* _Direction_: In the records that follow, locate every line with "certains" and extract it.

* _Information supplied_:

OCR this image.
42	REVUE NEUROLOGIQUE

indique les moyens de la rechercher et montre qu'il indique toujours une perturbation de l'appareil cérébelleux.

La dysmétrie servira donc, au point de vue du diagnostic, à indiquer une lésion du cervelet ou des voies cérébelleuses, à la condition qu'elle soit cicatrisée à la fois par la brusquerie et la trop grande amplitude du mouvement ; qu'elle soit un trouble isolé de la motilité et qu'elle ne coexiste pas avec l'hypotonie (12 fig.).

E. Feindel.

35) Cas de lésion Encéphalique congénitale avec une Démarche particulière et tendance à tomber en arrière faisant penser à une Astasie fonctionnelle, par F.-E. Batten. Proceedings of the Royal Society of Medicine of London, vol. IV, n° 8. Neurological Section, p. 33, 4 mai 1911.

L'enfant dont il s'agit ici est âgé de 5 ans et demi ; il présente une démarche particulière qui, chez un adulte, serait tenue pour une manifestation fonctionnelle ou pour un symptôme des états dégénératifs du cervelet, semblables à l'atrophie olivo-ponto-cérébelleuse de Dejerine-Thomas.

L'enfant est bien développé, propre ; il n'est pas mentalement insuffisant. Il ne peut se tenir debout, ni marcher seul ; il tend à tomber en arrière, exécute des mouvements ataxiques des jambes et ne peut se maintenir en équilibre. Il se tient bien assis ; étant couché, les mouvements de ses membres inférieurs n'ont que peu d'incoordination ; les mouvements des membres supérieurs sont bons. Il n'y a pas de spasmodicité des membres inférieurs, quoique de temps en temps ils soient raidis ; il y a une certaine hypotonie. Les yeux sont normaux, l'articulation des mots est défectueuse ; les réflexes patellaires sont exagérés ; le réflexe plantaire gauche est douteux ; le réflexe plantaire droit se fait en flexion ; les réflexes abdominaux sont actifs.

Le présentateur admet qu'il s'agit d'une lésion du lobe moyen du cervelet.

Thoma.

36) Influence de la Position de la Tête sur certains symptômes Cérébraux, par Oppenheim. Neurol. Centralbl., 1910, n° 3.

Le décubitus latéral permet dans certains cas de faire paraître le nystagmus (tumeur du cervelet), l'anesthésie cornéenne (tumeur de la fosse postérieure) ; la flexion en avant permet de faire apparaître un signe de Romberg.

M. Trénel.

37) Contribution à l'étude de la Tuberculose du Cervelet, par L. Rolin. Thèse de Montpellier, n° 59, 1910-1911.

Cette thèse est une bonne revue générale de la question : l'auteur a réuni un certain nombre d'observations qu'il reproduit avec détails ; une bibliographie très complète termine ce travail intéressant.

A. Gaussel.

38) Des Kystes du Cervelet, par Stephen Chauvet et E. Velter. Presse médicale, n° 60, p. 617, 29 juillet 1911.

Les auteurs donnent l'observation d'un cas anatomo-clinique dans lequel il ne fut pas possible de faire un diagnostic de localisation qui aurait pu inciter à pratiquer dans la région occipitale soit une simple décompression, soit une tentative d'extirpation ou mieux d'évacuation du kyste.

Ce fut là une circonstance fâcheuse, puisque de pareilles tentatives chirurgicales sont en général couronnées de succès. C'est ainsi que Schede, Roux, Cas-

* _Exercise answer_:
36) Influence de la Position de la Tête sur certains symptômes Cérébraux, par Oppenheim. Neurol. Centralbl., 1910, n° 3.
Le décubitus latéral permet dans certains cas de faire paraître le nystagmus (tumeur du cervelet), l'anesthésie cornéenne (tumeur de la fosse postérieure) ; la flexion en avant permet de faire apparaître un signe de Romberg.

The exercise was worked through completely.